● **Objective**:
Check each line of the data below for the word "JSON", then extract the ones that have it.

[START Input rows]

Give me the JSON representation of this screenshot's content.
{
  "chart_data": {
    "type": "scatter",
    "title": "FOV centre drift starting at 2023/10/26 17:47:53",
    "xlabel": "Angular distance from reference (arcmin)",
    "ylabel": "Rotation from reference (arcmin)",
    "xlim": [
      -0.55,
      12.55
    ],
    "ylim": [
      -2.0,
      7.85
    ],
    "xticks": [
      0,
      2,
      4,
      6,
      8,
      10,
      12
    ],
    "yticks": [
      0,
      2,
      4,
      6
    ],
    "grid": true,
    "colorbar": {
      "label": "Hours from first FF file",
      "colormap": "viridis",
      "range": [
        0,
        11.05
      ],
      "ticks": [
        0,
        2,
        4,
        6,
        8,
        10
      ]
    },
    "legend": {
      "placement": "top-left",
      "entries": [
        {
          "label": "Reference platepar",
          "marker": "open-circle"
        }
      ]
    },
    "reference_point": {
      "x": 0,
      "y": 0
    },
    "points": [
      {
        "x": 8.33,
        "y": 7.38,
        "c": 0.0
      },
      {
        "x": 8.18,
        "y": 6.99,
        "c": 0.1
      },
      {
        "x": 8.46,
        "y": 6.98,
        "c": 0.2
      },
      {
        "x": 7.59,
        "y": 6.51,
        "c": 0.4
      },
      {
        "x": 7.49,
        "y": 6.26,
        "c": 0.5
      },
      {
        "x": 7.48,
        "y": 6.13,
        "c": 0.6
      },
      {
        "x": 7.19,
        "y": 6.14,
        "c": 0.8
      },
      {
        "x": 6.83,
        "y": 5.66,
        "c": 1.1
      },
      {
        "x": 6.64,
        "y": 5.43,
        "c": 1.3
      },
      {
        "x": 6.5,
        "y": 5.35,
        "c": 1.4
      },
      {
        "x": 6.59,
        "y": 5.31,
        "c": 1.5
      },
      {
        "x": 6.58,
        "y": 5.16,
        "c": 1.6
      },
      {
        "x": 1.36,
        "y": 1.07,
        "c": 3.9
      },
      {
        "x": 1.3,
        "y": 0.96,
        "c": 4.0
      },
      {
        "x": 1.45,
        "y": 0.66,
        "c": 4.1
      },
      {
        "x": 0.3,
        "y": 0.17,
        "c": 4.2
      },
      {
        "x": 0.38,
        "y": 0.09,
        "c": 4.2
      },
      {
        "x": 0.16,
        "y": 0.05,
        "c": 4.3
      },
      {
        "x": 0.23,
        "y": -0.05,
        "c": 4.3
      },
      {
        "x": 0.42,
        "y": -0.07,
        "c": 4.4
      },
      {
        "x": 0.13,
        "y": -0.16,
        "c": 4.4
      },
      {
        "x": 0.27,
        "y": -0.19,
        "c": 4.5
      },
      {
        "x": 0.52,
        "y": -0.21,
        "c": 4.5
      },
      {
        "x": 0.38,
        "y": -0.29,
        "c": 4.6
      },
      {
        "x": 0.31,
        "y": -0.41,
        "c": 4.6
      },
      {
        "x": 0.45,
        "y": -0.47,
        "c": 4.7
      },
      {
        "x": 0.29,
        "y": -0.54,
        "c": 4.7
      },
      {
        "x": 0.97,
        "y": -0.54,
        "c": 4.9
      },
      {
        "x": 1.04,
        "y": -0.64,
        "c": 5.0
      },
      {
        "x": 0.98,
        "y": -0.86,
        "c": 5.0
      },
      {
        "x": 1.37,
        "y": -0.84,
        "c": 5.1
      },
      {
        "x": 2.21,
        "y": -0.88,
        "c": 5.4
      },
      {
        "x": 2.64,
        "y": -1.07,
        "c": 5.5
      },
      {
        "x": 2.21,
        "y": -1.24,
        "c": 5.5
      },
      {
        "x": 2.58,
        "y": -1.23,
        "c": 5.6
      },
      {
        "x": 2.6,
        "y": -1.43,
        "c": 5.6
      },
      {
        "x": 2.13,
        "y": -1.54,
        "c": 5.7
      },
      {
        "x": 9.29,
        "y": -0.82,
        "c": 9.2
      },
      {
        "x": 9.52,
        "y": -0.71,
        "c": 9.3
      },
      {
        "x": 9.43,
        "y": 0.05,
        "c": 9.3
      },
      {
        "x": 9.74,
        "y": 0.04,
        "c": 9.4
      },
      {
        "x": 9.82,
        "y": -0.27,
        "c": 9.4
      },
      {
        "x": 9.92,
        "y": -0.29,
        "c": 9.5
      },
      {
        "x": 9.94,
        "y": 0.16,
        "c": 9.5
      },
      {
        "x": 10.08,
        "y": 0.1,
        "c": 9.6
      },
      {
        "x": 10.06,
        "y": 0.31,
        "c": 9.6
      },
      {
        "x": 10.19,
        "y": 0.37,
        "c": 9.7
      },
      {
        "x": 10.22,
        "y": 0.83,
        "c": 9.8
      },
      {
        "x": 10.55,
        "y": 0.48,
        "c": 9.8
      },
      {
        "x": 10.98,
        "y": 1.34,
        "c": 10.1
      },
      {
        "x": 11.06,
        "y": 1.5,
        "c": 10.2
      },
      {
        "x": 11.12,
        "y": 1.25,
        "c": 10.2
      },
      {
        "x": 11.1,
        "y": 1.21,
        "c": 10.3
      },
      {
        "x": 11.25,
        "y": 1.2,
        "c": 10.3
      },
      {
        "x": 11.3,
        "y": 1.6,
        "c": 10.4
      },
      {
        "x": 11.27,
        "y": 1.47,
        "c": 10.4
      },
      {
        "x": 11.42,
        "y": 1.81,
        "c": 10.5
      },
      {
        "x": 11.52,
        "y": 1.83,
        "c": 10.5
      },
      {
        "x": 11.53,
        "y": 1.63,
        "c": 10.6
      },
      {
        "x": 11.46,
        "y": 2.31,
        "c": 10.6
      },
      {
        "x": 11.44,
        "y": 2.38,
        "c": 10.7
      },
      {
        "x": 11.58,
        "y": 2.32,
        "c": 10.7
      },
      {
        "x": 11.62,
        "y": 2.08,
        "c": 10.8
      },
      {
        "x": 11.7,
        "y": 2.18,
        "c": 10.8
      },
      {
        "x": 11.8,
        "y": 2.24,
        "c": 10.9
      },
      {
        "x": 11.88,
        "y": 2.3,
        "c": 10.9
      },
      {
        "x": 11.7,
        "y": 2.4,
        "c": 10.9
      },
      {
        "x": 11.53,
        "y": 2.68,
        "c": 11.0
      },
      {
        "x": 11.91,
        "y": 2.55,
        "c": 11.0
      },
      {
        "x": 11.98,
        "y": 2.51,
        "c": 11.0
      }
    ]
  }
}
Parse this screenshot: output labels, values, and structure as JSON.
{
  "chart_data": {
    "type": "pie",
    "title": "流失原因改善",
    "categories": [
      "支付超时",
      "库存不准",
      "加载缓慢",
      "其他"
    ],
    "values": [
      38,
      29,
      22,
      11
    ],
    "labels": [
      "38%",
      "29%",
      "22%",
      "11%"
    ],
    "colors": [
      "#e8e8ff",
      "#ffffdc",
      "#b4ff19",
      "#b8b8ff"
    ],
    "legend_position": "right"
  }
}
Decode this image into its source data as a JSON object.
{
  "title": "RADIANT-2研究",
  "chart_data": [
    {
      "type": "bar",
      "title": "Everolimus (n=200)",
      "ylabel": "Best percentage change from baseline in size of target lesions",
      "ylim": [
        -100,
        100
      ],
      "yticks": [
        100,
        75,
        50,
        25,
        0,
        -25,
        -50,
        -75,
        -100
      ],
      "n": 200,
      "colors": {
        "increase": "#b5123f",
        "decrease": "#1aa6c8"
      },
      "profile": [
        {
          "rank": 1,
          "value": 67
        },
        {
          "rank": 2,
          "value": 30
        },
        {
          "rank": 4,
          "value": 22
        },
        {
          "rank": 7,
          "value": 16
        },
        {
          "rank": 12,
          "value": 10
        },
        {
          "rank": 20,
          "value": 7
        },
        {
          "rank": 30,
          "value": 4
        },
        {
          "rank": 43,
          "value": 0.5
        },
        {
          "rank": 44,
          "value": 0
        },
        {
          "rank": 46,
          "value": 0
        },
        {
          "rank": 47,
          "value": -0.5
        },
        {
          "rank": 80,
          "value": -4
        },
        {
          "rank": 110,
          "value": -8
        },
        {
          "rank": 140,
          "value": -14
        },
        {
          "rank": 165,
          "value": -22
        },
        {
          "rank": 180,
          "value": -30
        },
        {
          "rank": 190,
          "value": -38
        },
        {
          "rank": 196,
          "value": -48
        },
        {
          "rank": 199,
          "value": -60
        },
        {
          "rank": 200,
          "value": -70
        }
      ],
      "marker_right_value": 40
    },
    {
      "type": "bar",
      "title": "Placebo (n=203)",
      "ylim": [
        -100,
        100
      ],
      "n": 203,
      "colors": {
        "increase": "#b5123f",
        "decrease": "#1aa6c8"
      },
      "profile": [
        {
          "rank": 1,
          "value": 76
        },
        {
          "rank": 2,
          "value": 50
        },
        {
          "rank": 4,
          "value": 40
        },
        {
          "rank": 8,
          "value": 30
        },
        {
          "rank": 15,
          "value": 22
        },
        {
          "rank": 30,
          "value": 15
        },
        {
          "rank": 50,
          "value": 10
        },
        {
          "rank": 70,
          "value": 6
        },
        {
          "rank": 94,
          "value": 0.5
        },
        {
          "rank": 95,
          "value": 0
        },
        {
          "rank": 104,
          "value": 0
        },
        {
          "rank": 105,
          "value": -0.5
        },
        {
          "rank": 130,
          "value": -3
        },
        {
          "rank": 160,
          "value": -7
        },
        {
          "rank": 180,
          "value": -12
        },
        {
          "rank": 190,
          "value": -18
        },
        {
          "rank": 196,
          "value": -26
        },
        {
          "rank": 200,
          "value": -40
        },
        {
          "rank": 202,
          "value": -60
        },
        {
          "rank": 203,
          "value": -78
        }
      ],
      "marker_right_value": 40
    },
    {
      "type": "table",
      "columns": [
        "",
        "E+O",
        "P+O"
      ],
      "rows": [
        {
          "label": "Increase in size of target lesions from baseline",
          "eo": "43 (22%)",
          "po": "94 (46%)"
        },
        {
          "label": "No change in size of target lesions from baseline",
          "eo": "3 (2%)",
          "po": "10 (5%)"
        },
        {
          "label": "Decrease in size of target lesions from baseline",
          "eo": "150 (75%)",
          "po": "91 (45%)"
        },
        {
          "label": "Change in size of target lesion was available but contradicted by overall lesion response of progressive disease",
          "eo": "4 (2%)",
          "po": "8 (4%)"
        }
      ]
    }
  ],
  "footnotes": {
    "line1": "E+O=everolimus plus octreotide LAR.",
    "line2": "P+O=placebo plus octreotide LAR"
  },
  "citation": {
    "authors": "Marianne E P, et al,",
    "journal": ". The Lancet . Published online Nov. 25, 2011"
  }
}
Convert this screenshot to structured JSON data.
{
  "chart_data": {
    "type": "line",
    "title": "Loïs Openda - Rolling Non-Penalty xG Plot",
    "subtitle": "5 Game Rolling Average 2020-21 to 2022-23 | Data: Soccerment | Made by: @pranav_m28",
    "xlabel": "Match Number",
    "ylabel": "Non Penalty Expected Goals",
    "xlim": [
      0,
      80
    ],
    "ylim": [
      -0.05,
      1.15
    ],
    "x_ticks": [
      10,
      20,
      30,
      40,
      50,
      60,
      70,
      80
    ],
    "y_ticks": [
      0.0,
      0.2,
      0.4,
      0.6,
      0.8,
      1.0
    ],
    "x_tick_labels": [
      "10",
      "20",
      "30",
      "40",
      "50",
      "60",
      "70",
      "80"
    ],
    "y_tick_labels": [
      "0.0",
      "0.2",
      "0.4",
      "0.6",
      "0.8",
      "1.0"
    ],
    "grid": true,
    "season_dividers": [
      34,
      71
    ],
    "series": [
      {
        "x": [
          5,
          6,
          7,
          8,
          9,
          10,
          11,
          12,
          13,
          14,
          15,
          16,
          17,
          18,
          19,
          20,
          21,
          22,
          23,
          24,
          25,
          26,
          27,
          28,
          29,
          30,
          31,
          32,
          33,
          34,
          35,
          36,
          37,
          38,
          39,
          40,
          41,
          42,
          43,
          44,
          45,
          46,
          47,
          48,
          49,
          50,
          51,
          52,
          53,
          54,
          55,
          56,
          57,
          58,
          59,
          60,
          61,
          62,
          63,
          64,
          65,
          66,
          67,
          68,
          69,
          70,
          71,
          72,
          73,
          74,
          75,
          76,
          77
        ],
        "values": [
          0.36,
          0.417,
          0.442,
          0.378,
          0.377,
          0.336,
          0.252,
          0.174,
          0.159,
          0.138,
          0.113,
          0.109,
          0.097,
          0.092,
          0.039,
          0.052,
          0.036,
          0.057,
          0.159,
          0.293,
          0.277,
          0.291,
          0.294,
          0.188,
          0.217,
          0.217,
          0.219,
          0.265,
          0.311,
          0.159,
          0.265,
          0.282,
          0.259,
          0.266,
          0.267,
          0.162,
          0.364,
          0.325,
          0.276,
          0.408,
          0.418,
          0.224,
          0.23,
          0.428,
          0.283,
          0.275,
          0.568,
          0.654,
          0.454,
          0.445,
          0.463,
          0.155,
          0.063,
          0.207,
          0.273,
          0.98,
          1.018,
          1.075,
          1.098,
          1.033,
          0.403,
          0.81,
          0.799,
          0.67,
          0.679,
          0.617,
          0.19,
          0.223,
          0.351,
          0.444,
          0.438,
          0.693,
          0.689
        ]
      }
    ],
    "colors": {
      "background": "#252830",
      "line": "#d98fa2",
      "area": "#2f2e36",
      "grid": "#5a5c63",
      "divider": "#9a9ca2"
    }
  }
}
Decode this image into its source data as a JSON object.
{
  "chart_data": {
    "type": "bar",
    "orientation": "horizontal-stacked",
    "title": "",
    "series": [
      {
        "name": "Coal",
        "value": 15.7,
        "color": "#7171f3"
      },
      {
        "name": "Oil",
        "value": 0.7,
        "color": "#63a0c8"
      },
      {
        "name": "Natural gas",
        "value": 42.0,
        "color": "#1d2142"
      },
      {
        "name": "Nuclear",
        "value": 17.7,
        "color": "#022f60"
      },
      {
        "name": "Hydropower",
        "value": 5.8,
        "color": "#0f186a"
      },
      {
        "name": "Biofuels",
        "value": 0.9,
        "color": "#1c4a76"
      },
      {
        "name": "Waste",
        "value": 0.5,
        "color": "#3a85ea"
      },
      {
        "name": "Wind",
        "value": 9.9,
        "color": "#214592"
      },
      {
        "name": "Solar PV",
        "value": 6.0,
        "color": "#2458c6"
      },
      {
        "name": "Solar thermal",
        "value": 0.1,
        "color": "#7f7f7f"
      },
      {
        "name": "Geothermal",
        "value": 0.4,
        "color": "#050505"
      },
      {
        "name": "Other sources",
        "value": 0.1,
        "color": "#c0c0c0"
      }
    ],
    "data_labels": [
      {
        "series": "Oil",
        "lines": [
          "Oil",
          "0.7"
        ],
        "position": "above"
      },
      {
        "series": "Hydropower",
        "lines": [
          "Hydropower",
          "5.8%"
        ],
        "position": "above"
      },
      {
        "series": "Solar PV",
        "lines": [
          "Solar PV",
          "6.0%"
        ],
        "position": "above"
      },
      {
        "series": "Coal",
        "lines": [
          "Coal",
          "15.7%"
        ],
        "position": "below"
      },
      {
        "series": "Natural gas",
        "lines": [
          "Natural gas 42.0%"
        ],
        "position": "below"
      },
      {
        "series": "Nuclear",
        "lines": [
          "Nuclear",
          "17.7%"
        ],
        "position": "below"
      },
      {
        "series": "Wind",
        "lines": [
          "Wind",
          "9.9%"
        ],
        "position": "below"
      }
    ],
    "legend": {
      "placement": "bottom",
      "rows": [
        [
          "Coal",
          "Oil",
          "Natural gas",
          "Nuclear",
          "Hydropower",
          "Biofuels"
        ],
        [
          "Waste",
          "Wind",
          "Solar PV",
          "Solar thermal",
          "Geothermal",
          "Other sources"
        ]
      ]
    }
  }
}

[END Input rows]

● **Task solution**:
Give me the JSON representation of this screenshot's content.
Parse this screenshot: output labels, values, and structure as JSON.
Decode this image into its source data as a JSON object.
Convert this screenshot to structured JSON data.
Decode this image into its source data as a JSON object.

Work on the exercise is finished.